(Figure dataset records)
****
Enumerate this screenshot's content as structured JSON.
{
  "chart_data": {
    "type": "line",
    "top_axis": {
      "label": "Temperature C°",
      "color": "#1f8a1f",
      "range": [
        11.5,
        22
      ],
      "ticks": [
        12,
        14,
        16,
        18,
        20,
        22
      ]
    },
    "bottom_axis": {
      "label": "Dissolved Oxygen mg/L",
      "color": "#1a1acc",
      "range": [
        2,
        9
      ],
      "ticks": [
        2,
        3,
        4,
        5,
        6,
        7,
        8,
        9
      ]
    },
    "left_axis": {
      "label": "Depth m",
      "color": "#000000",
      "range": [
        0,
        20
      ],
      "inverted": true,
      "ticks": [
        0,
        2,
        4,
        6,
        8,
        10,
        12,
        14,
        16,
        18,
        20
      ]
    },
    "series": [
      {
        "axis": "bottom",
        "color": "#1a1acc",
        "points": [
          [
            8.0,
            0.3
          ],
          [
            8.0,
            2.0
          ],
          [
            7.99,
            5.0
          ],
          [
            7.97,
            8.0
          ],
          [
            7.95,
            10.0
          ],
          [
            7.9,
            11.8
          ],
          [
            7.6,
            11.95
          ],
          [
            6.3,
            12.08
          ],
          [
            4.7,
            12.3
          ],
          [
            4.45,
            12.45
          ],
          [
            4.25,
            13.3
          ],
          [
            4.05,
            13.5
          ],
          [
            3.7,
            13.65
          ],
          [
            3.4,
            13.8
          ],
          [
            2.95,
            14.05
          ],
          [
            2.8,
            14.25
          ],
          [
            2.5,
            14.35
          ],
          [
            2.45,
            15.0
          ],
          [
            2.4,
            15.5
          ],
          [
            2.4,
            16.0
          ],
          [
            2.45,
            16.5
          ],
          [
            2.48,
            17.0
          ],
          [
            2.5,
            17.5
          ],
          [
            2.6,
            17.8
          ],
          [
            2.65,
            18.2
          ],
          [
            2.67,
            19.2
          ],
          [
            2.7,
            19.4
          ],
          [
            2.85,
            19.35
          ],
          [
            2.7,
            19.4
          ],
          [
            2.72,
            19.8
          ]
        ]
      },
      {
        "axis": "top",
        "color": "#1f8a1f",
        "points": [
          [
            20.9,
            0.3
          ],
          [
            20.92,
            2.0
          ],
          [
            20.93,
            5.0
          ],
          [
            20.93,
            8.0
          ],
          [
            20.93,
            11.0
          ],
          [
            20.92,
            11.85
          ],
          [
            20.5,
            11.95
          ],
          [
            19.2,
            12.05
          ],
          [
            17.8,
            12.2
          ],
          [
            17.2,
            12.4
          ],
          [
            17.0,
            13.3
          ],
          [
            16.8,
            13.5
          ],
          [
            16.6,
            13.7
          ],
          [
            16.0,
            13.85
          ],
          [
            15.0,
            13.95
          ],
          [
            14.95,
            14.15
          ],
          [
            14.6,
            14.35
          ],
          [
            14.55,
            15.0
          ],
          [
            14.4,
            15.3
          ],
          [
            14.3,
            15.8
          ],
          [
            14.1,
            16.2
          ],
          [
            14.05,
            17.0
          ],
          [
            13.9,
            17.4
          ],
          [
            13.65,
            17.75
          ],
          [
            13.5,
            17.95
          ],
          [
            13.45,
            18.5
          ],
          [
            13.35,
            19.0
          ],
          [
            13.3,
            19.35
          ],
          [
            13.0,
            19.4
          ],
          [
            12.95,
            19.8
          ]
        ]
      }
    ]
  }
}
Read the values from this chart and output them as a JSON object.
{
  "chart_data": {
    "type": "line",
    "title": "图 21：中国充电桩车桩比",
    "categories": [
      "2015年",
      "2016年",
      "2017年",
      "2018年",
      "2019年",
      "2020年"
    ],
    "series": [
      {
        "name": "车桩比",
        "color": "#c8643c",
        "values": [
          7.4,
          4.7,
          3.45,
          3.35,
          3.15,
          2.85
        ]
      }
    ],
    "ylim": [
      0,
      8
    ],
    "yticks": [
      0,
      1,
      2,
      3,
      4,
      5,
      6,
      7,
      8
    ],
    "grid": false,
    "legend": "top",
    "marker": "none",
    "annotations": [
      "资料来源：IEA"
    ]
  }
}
****
- _TASK GOAL_
Repeat back the data above, exact to the last character.

- _RESULT BELOW_
Enumerate this screenshot's content as structured JSON.
{
  "chart_data": {
    "type": "line",
    "top_axis": {
      "label": "Temperature C°",
      "color": "#1f8a1f",
      "range": [
        11.5,
        22
      ],
      "ticks": [
        12,
        14,
        16,
        18,
        20,
        22
      ]
    },
    "bottom_axis": {
      "label": "Dissolved Oxygen mg/L",
      "color": "#1a1acc",
      "range": [
        2,
        9
      ],
      "ticks": [
        2,
        3,
        4,
        5,
        6,
        7,
        8,
        9
      ]
    },
    "left_axis": {
      "label": "Depth m",
      "color": "#000000",
      "range": [
        0,
        20
      ],
      "inverted": true,
      "ticks": [
        0,
        2,
        4,
        6,
        8,
        10,
        12,
        14,
        16,
        18,
        20
      ]
    },
    "series": [
      {
        "axis": "bottom",
        "color": "#1a1acc",
        "points": [
          [
            8.0,
            0.3
          ],
          [
            8.0,
            2.0
          ],
          [
            7.99,
            5.0
          ],
          [
            7.97,
            8.0
          ],
          [
            7.95,
            10.0
          ],
          [
            7.9,
            11.8
          ],
          [
            7.6,
            11.95
          ],
          [
            6.3,
            12.08
          ],
          [
            4.7,
            12.3
          ],
          [
            4.45,
            12.45
          ],
          [
            4.25,
            13.3
          ],
          [
            4.05,
            13.5
          ],
          [
            3.7,
            13.65
          ],
          [
            3.4,
            13.8
          ],
          [
            2.95,
            14.05
          ],
          [
            2.8,
            14.25
          ],
          [
            2.5,
            14.35
          ],
          [
            2.45,
            15.0
          ],
          [
            2.4,
            15.5
          ],
          [
            2.4,
            16.0
          ],
          [
            2.45,
            16.5
          ],
          [
            2.48,
            17.0
          ],
          [
            2.5,
            17.5
          ],
          [
            2.6,
            17.8
          ],
          [
            2.65,
            18.2
          ],
          [
            2.67,
            19.2
          ],
          [
            2.7,
            19.4
          ],
          [
            2.85,
            19.35
          ],
          [
            2.7,
            19.4
          ],
          [
            2.72,
            19.8
          ]
        ]
      },
      {
        "axis": "top",
        "color": "#1f8a1f",
        "points": [
          [
            20.9,
            0.3
          ],
          [
            20.92,
            2.0
          ],
          [
            20.93,
            5.0
          ],
          [
            20.93,
            8.0
          ],
          [
            20.93,
            11.0
          ],
          [
            20.92,
            11.85
          ],
          [
            20.5,
            11.95
          ],
          [
            19.2,
            12.05
          ],
          [
            17.8,
            12.2
          ],
          [
            17.2,
            12.4
          ],
          [
            17.0,
            13.3
          ],
          [
            16.8,
            13.5
          ],
          [
            16.6,
            13.7
          ],
          [
            16.0,
            13.85
          ],
          [
            15.0,
            13.95
          ],
          [
            14.95,
            14.15
          ],
          [
            14.6,
            14.35
          ],
          [
            14.55,
            15.0
          ],
          [
            14.4,
            15.3
          ],
          [
            14.3,
            15.8
          ],
          [
            14.1,
            16.2
          ],
          [
            14.05,
            17.0
          ],
          [
            13.9,
            17.4
          ],
          [
            13.65,
            17.75
          ],
          [
            13.5,
            17.95
          ],
          [
            13.45,
            18.5
          ],
          [
            13.35,
            19.0
          ],
          [
            13.3,
            19.35
          ],
          [
            13.0,
            19.4
          ],
          [
            12.95,
            19.8
          ]
        ]
      }
    ]
  }
}
Read the values from this chart and output them as a JSON object.
{
  "chart_data": {
    "type": "line",
    "title": "图 21：中国充电桩车桩比",
    "categories": [
      "2015年",
      "2016年",
      "2017年",
      "2018年",
      "2019年",
      "2020年"
    ],
    "series": [
      {
        "name": "车桩比",
        "color": "#c8643c",
        "values": [
          7.4,
          4.7,
          3.45,
          3.35,
          3.15,
          2.85
        ]
      }
    ],
    "ylim": [
      0,
      8
    ],
    "yticks": [
      0,
      1,
      2,
      3,
      4,
      5,
      6,
      7,
      8
    ],
    "grid": false,
    "legend": "top",
    "marker": "none",
    "annotations": [
      "资料来源：IEA"
    ]
  }
}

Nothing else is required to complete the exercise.